> _AIM_: Pull out every line with the word "пункте" from the entries below.

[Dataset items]

====

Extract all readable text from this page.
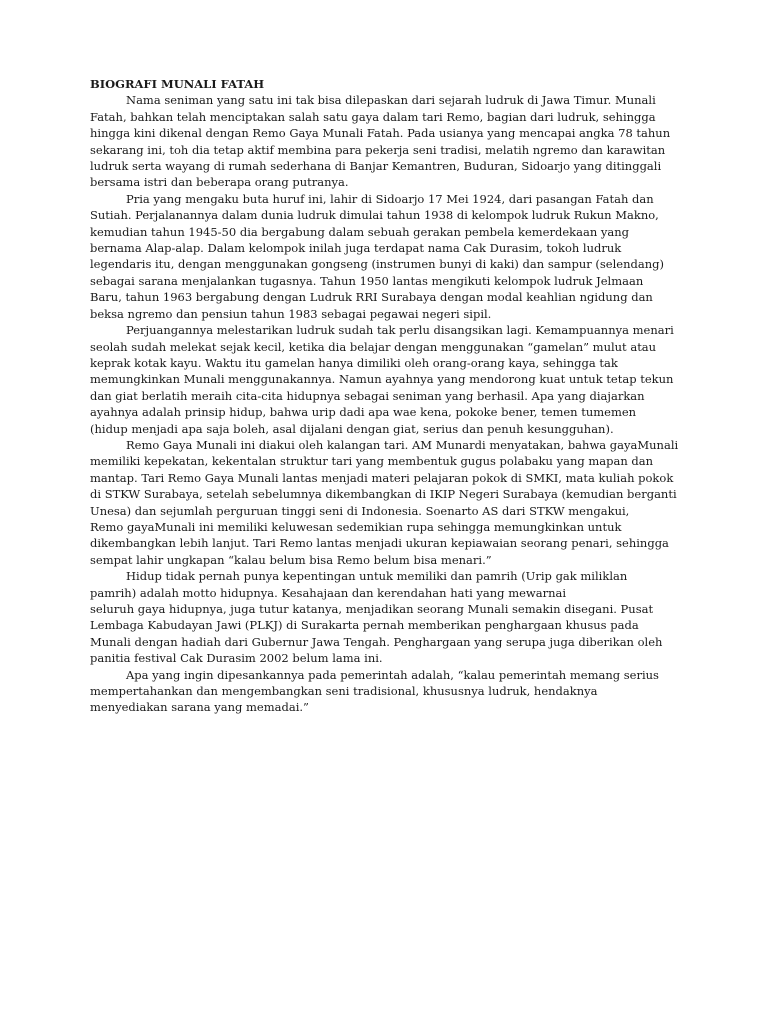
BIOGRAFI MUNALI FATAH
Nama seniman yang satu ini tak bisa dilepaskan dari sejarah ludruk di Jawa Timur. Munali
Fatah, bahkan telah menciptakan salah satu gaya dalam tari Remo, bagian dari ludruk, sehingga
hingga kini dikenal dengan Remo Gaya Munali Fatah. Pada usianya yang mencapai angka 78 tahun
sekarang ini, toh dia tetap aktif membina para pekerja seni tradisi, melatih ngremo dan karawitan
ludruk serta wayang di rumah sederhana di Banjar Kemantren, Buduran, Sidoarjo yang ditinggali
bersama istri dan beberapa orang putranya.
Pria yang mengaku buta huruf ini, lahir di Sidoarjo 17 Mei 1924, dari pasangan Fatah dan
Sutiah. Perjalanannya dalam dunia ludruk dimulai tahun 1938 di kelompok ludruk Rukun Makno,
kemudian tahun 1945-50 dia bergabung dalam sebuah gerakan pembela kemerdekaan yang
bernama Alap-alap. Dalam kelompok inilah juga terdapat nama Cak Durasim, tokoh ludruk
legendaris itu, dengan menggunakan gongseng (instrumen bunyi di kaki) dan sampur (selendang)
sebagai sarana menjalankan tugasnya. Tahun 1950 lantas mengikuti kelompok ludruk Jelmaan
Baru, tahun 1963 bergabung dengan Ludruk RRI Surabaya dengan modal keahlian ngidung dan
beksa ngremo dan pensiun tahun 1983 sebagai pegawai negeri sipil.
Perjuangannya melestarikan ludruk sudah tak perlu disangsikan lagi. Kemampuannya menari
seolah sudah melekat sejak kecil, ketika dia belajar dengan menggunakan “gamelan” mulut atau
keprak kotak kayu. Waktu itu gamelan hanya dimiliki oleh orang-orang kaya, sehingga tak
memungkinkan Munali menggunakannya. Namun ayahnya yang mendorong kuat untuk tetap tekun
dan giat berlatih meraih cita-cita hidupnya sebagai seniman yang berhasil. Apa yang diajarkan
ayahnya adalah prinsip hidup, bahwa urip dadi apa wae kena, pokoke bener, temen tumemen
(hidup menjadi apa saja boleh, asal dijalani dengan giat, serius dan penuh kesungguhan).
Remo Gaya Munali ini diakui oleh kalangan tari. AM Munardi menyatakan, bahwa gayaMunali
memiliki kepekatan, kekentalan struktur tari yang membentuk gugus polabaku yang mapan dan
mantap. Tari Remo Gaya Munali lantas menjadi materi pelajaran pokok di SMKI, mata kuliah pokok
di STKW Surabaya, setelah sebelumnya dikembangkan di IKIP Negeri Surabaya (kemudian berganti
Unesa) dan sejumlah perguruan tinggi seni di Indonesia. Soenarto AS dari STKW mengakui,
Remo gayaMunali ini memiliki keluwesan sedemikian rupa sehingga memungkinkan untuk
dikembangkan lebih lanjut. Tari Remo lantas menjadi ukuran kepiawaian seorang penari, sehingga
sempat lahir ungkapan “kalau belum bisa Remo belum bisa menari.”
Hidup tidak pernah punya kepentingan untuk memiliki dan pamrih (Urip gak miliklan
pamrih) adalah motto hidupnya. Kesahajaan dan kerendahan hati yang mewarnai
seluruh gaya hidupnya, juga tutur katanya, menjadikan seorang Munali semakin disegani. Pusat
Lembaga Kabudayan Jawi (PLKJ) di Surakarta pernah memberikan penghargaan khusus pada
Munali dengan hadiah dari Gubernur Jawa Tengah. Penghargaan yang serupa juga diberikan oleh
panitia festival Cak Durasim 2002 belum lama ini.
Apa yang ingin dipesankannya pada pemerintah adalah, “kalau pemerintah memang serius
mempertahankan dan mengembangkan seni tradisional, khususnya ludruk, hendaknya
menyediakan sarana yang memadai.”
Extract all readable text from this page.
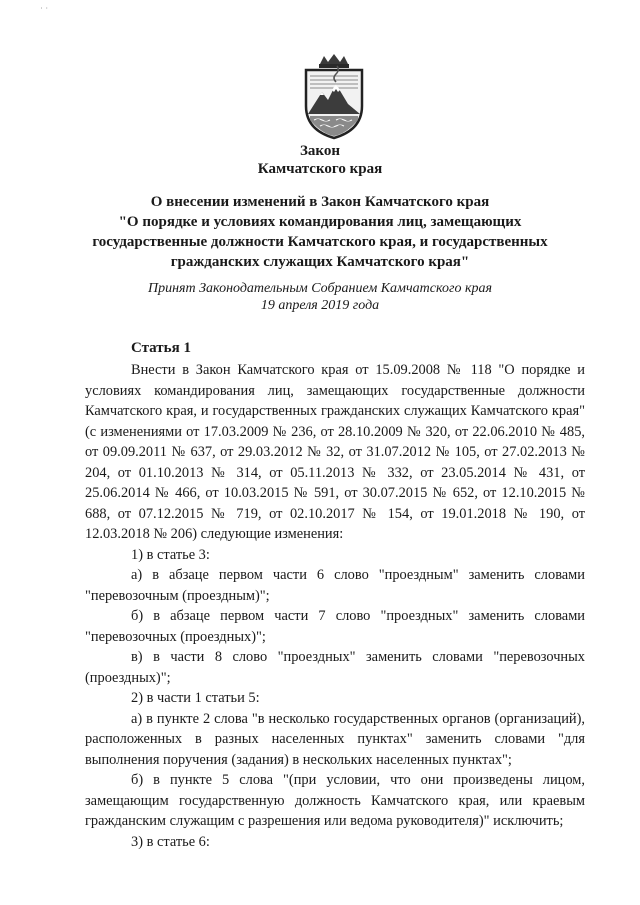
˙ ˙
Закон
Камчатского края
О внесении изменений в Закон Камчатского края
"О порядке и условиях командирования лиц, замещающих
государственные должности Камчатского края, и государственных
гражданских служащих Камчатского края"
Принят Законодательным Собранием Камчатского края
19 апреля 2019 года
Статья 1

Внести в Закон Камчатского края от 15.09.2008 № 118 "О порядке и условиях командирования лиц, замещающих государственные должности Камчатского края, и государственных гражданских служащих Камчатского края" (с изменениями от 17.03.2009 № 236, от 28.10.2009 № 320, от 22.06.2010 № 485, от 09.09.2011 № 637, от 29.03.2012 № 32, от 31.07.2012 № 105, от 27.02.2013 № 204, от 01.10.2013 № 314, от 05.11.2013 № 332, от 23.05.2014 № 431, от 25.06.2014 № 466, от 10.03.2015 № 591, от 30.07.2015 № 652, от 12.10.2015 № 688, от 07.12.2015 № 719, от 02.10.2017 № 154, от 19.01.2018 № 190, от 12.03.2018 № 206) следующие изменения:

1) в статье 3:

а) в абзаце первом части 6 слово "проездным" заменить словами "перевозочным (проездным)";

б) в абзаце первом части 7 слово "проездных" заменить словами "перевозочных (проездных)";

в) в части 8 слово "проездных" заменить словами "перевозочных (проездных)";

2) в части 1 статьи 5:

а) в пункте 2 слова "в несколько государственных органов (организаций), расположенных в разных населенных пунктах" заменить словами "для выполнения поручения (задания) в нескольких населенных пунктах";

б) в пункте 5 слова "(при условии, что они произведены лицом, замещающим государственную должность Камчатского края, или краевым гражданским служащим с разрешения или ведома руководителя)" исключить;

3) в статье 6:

====

> _ANSWER TO THIS EXERCISE_:
а) в пункте 2 слова "в несколько государственных органов (организаций), расположенных в разных населенных пунктах" заменить словами "для выполнения поручения (задания) в нескольких населенных пунктах";
б) в пункте 5 слова "(при условии, что они произведены лицом, замещающим государственную должность Камчатского края, или краевым гражданским служащим с разрешения или ведома руководителя)" исключить;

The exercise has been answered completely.